- **WORK TO BE COMPLETED**
Carry on the short reflection on Lenten fasting, writing what comes after its final sentence.

- **TEXT EXCERPT**

——

Fasting
Lent was designed as spring training to ready rookie Christians for baptism. They had to prove they were disciplined for sacrificial living. Novices would fast, pray, meditate on scripture. This edge of hunger makes you more alert, more productive. I avoided heavy meals before both soccer and worship. If I didn’t, even I nodded off during my sermon.
Lent also served a scarcity
purpose. Come spring the winter cupboard was bare, spring hadn’t yet yielded
her abundance. Time to tighten belts.
Lenten fasting commends itself
in manifold ways. Fasting means we consume less so desperate others might have
more for their needs. Fasting reminds us that our bodies are not our own. These
bodies do not belong to us. They belong to God, to each other. We have a
responsibility to treat them kindly. Fasting reminds us that we never will get
everything we want. Fasting reminds us what we really need and what we don’t.

——

- **SOURCE MATERIAL**
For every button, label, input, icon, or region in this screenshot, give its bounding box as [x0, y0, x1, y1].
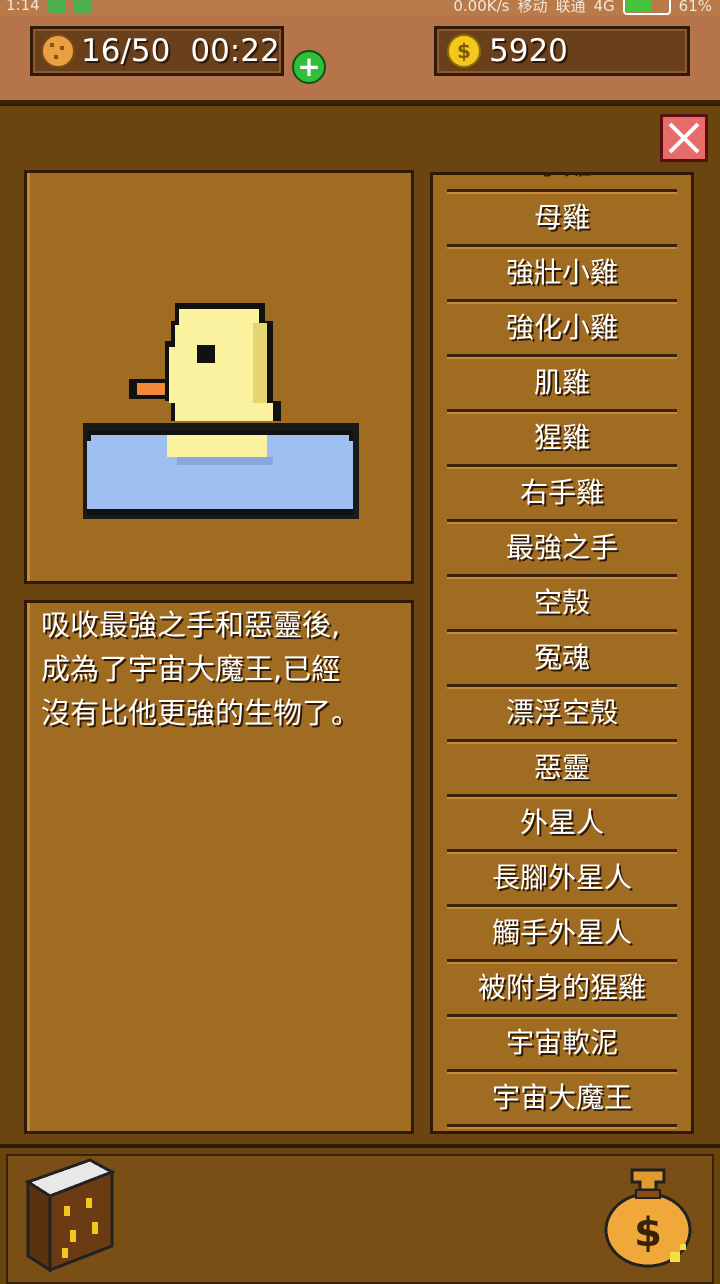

——

- **THE REPLY**
Besides, if we can't control
our appetites how can we hope to control anything else? The belly, wise
teachers say, is the first test. If we can control our bellies, then we just
might have a chance on handling the rest.
What do hypocritical I need to
discipline, reduce, to pass this belly test? An alcohol fast? Credit card use?
A television fast? A gasoline fast? Foul language fast? How about a cell phone
fast? A texting fast? Fast food fast? A social media fast (excepting cute cat
videos)?
This notion of fasting is
becoming attractive. How about a cynicism fast? How about a stupidity fast? How
about an insult fast? A falsehood fast? A thin-skinned fast? How about giving
up resentment, grievance, negativity, defensiveness for forty days? Come Easter
we just might prefer our new disposition. Life is richer by subtraction than
addition.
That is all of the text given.